[What is expected] From the entries below, gather each line containing the word "এসইর".

[Source records]
_ _ _ _ _

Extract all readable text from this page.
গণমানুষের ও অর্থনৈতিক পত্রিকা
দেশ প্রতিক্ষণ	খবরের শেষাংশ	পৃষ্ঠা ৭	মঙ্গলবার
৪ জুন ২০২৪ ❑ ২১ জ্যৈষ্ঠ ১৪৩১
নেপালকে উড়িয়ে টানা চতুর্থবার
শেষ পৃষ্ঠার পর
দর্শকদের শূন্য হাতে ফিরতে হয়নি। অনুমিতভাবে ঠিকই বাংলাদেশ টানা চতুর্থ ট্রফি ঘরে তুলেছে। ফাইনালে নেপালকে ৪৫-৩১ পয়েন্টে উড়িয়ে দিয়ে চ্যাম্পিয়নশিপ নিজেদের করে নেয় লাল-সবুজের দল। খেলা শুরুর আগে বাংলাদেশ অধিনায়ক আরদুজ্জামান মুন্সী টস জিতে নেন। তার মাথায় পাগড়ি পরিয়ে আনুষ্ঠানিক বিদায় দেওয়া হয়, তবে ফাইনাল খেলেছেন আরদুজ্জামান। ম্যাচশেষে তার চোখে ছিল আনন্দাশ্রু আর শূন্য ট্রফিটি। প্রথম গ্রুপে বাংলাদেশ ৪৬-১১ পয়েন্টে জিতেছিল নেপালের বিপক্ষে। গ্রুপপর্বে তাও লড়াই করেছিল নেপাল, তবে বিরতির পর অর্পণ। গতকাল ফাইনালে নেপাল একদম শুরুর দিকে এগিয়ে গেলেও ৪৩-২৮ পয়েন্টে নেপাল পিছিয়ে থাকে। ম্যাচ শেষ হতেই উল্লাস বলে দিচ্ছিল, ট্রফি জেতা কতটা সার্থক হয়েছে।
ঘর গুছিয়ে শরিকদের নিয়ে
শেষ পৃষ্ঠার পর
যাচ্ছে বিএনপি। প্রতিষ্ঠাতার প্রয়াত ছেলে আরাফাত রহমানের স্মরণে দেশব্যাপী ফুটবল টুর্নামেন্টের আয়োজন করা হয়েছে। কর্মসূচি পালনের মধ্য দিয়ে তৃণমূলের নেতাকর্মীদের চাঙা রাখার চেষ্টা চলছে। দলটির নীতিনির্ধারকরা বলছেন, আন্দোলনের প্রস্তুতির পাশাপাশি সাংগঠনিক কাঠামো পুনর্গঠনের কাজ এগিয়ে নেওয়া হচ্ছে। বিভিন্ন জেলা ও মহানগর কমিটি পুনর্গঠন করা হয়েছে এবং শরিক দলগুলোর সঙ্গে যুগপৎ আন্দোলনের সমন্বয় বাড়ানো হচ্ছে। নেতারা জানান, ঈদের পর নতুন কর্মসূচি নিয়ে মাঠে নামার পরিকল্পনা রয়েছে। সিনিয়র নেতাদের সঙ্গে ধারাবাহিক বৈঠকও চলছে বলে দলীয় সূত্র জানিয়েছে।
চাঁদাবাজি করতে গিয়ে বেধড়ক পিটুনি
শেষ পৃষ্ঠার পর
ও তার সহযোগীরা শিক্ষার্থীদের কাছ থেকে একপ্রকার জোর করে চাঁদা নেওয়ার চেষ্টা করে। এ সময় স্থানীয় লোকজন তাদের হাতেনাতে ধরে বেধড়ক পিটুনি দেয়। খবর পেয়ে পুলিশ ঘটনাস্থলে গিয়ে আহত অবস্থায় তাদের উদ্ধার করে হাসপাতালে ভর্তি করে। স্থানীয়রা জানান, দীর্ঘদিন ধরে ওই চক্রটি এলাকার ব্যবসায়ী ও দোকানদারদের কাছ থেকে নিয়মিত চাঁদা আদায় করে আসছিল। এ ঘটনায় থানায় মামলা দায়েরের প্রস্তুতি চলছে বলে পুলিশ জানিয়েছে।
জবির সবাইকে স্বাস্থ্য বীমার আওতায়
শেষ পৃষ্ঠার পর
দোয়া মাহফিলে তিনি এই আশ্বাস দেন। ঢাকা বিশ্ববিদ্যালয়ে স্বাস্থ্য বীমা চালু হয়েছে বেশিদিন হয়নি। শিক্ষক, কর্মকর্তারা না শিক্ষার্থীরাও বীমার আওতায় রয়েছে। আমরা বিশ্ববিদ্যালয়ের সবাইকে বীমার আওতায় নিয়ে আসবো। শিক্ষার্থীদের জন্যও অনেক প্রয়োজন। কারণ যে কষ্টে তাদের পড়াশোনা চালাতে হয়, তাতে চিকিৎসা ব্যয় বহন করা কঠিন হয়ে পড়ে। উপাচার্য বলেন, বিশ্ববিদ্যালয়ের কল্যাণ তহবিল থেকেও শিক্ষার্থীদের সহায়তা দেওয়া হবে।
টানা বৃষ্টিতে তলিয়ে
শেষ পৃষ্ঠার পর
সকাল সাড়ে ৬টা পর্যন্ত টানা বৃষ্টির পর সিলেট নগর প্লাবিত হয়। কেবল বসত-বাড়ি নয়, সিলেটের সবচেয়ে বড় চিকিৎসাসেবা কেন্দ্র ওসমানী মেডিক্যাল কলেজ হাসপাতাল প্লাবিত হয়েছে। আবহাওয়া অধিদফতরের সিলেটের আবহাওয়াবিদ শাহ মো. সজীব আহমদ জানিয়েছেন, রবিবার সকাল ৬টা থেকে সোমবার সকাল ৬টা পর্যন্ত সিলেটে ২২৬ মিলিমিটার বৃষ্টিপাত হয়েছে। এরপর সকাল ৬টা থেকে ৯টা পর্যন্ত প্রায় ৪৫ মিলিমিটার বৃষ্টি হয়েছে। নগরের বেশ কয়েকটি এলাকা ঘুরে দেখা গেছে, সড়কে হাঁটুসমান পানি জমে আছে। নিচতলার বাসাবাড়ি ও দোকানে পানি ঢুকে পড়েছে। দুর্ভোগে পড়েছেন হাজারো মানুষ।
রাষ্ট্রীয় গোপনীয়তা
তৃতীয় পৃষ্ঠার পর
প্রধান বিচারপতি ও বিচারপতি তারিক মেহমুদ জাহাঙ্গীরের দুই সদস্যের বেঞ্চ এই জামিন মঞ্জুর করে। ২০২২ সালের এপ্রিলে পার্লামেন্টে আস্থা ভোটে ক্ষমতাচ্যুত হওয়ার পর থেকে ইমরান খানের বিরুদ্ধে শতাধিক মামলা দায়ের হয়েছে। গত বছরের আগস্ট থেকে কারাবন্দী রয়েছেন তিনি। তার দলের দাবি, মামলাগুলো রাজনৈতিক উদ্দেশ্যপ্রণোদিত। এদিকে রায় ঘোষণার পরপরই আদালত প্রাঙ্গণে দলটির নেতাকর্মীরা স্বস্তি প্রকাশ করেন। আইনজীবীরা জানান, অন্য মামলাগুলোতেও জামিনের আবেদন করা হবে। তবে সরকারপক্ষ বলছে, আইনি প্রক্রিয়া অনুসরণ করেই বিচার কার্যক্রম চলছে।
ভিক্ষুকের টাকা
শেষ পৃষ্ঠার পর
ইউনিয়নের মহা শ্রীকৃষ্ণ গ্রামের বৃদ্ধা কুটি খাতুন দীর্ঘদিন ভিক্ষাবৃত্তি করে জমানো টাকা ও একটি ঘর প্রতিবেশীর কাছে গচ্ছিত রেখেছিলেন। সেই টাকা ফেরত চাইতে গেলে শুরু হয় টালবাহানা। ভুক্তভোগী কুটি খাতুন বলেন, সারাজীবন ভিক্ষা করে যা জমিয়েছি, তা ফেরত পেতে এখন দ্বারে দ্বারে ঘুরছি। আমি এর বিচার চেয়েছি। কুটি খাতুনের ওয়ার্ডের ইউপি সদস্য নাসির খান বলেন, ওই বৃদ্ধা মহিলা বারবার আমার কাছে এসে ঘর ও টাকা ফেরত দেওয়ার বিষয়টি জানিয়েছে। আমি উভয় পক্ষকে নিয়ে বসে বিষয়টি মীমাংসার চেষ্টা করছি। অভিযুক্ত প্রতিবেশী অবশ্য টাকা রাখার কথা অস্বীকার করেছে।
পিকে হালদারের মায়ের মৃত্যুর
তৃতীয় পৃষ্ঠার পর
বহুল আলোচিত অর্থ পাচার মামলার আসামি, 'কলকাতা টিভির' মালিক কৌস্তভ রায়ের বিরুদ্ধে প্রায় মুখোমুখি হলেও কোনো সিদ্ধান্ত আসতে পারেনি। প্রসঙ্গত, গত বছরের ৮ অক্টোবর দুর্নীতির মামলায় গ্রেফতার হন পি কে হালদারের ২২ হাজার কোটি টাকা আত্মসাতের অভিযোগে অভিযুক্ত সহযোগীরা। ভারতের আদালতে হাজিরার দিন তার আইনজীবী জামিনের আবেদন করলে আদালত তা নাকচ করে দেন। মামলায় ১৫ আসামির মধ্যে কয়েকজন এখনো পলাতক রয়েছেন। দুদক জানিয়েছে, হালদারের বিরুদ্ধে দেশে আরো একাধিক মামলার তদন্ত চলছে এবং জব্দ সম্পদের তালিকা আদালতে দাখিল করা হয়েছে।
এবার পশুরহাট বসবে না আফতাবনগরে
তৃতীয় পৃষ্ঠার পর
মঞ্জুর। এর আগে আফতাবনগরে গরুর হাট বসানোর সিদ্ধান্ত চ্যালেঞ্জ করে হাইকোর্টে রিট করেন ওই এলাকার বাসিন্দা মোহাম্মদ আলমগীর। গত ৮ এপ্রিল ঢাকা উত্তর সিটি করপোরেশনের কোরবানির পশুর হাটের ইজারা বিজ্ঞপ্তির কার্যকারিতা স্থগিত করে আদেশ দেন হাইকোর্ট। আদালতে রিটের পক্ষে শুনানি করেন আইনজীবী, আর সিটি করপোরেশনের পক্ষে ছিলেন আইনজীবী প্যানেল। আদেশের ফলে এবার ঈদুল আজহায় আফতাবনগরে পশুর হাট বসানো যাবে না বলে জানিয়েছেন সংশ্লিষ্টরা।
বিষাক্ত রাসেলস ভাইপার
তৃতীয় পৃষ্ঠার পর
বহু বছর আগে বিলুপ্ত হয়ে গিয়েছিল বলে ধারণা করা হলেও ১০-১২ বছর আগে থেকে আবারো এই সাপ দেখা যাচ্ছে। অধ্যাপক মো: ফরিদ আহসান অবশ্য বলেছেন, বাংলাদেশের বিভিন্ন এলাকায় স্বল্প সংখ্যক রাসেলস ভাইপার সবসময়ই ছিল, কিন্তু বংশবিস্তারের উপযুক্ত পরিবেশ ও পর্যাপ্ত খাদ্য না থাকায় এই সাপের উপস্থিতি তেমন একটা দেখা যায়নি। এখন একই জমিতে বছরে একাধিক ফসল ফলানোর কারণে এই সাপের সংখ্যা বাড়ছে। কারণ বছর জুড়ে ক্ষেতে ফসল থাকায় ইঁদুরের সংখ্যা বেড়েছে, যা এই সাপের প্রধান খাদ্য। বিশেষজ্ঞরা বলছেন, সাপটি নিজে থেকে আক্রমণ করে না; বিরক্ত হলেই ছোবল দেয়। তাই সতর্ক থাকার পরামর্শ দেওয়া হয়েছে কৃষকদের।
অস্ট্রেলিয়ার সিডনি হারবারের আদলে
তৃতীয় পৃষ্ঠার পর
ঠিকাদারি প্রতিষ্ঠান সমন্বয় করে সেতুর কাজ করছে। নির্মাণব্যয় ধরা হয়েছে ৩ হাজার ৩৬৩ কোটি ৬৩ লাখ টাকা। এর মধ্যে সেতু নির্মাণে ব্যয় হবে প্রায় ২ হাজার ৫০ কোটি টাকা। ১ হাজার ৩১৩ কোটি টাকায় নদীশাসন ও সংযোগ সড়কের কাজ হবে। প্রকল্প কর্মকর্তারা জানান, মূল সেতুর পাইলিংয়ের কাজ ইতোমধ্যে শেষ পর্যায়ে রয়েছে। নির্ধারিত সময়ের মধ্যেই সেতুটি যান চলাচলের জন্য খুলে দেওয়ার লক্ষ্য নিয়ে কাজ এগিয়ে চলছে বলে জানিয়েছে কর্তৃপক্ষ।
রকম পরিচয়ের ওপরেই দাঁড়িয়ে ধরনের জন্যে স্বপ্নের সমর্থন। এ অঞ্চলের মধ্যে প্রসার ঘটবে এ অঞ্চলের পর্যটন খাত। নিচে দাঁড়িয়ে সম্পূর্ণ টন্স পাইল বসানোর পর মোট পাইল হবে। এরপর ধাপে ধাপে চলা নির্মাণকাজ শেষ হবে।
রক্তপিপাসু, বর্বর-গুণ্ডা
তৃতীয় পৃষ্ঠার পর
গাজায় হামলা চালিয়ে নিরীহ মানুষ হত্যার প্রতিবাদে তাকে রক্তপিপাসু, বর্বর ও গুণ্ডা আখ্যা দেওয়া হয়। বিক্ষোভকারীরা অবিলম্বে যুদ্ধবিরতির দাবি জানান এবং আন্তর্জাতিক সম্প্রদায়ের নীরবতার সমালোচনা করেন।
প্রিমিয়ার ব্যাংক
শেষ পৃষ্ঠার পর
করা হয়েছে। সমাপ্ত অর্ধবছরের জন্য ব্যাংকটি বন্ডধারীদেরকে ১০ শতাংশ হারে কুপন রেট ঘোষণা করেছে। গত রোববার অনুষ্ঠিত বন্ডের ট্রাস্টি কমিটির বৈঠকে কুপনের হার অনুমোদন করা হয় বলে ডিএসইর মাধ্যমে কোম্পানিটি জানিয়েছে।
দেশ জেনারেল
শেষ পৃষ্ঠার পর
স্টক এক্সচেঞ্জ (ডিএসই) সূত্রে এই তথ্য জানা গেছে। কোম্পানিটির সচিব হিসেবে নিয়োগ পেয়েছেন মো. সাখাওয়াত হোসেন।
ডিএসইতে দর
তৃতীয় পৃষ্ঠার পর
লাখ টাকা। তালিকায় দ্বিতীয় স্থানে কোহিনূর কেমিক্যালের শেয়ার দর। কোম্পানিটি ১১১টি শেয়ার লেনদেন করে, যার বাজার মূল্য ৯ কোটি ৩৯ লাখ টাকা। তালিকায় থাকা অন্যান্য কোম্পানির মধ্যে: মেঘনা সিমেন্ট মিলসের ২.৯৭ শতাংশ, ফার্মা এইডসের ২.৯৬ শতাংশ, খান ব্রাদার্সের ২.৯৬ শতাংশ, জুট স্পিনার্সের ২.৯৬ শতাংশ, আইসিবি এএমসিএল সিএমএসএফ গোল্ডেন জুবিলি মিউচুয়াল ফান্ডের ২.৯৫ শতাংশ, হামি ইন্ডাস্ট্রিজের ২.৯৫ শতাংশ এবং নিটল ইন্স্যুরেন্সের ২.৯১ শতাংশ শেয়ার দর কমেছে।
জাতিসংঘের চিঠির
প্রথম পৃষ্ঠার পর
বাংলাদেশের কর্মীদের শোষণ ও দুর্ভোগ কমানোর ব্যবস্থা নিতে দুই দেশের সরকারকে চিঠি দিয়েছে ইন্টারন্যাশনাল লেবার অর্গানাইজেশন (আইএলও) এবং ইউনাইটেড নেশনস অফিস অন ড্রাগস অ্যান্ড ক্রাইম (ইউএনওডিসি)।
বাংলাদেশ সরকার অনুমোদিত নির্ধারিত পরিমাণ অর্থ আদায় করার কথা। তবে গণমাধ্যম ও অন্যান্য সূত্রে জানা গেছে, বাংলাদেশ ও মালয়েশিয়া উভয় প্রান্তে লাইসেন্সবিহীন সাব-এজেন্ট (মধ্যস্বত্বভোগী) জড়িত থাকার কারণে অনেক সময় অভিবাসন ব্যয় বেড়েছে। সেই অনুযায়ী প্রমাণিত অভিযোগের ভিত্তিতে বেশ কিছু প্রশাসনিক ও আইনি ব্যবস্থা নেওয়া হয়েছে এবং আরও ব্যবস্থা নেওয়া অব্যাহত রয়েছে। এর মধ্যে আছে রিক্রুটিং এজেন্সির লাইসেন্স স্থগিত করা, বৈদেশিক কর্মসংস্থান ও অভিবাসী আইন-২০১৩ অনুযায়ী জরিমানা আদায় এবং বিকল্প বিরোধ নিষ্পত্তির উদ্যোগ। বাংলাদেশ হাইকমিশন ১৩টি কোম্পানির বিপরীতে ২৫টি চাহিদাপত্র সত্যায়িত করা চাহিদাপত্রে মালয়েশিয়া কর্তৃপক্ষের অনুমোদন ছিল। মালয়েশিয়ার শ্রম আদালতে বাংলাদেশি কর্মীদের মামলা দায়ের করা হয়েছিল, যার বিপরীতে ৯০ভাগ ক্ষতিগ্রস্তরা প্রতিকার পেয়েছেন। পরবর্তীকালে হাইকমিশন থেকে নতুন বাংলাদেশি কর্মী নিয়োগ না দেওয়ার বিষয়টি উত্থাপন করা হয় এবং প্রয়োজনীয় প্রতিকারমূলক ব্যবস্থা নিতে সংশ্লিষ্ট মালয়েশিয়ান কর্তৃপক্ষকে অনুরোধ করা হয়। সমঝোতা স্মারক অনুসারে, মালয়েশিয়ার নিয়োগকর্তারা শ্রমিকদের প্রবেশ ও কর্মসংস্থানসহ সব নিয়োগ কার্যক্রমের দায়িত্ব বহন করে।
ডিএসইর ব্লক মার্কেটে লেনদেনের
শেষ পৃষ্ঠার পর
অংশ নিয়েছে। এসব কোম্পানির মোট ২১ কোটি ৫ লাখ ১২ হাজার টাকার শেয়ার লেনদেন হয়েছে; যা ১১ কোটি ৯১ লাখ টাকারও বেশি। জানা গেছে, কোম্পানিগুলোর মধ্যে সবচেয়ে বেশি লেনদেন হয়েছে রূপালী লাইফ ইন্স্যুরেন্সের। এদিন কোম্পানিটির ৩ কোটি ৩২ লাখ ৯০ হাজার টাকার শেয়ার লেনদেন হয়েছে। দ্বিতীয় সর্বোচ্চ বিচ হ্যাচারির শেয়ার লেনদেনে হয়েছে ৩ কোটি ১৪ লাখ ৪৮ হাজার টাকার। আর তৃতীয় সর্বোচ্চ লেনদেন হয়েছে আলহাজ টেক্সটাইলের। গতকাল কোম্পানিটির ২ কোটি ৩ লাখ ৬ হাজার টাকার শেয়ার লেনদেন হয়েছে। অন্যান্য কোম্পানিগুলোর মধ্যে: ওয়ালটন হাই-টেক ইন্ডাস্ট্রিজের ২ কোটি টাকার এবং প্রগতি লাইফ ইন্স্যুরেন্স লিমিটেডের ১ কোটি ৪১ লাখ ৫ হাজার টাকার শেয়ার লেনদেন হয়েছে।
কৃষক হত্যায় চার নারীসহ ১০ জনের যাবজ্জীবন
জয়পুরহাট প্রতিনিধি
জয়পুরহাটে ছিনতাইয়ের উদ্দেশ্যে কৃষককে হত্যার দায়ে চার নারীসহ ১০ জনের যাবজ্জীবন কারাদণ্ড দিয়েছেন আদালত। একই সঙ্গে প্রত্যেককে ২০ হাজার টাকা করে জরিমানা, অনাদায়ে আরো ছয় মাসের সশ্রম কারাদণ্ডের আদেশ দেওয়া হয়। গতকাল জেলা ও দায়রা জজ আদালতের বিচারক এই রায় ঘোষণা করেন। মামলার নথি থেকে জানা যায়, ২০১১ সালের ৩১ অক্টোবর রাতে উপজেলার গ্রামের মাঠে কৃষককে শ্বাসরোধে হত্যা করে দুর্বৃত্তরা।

_ _ _ _ _

[Exercise result]
করা হয়েছে। সমাপ্ত অর্ধবছরের জন্য ব্যাংকটি বন্ডধারীদেরকে ১০ শতাংশ হারে কুপন রেট ঘোষণা করেছে। গত রোববার অনুষ্ঠিত বন্ডের ট্রাস্টি কমিটির বৈঠকে কুপনের হার অনুমোদন করা হয় বলে ডিএসইর মাধ্যমে কোম্পানিটি জানিয়েছে।
ডিএসইর ব্লক মার্কেটে লেনদেনের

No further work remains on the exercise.